───── Exercise inputs ─────
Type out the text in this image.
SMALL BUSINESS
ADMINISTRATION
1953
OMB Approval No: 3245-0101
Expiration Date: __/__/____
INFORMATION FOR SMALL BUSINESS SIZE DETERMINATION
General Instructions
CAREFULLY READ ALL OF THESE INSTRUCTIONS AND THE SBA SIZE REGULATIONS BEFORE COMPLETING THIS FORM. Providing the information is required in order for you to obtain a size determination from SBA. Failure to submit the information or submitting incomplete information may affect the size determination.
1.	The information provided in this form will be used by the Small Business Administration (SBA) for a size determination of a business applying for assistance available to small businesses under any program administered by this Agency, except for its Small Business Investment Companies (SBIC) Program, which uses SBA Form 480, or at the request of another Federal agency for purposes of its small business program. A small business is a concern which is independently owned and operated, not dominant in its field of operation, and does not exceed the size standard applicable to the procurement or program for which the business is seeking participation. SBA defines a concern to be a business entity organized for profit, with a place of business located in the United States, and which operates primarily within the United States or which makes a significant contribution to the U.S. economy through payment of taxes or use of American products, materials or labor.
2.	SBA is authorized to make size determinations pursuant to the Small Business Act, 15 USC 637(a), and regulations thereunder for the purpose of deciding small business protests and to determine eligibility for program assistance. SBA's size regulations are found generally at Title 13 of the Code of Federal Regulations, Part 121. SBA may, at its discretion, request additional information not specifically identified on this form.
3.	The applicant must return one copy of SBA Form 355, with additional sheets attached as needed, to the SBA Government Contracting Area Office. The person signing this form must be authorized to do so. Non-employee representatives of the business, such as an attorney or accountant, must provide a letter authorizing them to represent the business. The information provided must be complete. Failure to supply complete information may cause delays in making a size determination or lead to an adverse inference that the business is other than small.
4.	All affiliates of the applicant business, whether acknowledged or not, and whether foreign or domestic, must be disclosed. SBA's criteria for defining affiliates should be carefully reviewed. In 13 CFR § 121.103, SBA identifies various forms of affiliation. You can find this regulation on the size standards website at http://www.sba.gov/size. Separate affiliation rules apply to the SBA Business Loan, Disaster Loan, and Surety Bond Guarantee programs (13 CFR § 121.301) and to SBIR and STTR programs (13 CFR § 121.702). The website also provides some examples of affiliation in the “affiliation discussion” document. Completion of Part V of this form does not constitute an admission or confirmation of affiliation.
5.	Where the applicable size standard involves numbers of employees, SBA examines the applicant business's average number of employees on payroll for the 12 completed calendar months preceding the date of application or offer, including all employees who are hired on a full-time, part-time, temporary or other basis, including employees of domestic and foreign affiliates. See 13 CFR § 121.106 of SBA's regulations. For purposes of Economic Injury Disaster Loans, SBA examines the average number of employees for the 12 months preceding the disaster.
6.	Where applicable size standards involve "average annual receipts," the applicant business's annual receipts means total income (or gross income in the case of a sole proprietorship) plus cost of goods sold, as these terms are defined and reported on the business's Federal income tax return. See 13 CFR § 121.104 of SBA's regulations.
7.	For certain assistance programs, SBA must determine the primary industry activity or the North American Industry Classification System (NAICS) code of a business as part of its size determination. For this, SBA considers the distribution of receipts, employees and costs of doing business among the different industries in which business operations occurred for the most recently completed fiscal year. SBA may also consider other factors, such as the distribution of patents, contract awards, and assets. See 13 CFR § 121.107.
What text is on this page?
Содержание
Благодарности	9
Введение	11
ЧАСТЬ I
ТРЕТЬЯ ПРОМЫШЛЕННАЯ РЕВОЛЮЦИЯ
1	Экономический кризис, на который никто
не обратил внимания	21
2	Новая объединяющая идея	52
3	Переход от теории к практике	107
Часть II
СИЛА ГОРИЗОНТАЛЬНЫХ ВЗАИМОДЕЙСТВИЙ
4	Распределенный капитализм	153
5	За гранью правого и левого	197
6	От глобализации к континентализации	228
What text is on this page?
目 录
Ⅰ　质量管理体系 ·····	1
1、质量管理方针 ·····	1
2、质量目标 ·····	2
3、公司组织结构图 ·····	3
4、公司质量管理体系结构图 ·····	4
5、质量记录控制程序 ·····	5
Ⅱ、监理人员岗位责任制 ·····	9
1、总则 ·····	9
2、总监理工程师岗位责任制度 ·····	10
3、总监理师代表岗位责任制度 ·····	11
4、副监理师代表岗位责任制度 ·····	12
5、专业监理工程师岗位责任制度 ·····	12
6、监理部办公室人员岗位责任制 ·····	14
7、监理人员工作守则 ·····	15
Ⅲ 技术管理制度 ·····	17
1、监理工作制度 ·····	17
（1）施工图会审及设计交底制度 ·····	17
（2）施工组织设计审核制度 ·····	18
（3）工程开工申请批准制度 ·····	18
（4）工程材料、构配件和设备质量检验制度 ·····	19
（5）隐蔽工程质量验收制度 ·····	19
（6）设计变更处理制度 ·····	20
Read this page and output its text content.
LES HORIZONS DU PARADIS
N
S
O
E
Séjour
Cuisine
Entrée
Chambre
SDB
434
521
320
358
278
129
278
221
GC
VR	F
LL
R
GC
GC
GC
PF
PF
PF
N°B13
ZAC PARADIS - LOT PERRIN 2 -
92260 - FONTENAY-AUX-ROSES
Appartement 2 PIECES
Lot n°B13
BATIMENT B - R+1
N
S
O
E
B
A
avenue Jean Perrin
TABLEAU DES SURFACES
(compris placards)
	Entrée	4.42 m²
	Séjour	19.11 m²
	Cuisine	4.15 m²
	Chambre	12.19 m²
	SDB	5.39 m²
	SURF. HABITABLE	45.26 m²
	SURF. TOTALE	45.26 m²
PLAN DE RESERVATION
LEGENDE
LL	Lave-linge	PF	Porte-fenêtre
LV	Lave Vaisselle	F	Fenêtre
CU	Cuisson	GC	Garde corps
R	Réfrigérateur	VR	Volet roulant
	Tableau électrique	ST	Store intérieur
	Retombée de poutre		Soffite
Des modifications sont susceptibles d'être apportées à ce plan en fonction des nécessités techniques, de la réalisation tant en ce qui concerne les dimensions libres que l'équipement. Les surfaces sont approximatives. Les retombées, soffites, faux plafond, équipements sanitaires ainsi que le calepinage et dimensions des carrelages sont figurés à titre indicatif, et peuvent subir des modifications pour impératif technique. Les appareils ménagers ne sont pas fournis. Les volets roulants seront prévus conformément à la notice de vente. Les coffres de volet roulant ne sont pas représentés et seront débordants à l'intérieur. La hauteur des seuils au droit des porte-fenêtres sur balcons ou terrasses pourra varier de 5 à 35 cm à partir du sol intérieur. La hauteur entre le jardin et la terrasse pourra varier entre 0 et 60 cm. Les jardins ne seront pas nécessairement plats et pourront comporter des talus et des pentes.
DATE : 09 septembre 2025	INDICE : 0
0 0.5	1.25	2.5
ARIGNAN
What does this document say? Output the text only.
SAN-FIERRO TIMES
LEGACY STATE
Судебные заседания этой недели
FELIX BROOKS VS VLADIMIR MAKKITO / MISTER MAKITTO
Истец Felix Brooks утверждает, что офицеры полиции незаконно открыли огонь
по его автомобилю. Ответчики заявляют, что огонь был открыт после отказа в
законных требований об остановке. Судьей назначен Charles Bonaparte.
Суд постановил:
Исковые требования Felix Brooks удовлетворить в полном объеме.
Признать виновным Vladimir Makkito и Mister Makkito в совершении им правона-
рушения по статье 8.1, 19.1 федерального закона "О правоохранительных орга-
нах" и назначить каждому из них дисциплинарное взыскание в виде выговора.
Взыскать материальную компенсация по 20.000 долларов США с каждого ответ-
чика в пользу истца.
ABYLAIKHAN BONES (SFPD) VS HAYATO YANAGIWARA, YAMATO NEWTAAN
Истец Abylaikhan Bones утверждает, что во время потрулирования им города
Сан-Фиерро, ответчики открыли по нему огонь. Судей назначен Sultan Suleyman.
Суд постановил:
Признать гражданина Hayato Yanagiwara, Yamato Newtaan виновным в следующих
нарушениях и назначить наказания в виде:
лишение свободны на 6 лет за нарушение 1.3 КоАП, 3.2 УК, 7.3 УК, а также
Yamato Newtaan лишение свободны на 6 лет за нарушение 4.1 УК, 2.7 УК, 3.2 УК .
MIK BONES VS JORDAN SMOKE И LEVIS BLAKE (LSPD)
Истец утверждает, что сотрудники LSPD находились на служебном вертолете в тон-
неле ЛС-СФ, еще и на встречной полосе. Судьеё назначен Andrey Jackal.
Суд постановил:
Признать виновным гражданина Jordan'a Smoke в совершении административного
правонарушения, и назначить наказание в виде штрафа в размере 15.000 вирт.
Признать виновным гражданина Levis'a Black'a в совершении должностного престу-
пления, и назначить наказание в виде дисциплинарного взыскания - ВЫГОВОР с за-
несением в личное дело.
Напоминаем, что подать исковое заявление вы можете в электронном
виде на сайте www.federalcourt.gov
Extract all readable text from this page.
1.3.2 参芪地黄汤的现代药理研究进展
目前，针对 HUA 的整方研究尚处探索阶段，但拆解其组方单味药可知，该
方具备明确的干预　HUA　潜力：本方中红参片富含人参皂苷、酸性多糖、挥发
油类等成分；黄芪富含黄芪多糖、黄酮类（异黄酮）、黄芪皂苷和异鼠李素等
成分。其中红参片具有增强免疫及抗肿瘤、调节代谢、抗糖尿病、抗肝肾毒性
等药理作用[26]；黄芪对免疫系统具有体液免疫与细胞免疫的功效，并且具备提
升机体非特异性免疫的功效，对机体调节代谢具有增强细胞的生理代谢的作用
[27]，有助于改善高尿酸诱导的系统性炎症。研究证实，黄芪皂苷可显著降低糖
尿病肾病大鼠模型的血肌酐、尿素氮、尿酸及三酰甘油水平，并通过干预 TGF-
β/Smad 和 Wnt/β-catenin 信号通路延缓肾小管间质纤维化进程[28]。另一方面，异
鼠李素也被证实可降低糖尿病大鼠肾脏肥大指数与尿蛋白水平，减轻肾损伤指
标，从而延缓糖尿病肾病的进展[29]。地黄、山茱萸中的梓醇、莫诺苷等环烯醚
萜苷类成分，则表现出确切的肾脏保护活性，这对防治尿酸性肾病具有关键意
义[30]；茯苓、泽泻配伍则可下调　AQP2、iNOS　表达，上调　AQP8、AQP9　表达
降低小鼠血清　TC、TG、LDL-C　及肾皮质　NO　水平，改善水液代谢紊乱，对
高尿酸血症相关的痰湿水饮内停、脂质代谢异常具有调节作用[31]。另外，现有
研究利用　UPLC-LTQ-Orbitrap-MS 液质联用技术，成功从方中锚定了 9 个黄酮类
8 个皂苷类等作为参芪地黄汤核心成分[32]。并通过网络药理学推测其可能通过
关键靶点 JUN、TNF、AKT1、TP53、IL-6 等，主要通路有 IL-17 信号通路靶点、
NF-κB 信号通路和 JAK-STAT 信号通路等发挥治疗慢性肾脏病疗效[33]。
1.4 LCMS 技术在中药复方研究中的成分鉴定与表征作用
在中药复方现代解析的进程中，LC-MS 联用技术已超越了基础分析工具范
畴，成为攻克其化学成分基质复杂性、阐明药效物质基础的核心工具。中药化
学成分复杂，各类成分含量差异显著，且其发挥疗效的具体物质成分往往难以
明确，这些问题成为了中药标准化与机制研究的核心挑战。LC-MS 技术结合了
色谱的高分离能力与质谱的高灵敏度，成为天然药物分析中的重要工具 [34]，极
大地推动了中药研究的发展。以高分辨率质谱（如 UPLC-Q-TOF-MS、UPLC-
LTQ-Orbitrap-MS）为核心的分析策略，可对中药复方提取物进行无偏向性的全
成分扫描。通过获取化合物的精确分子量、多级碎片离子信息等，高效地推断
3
─────
▶ **Exercise directions**:
Find every line above that contains the word "standards", and return each one.

▶ **Output for this task**:
4.	All affiliates of the applicant business, whether acknowledged or not, and whether foreign or domestic, must be disclosed. SBA's criteria for defining affiliates should be carefully reviewed. In 13 CFR § 121.103, SBA identifies various forms of affiliation. You can find this regulation on the size standards website at http://www.sba.gov/size. Separate affiliation rules apply to the SBA Business Loan, Disaster Loan, and Surety Bond Guarantee programs (13 CFR § 121.301) and to SBIR and STTR programs (13 CFR § 121.702). The website also provides some examples of affiliation in the “affiliation discussion” document. Completion of Part V of this form does not constitute an admission or confirmation of affiliation.
6.	Where applicable size standards involve "average annual receipts," the applicant business's annual receipts means total income (or gross income in the case of a sole proprietorship) plus cost of goods sold, as these terms are defined and reported on the business's Federal income tax return. See 13 CFR § 121.104 of SBA's regulations.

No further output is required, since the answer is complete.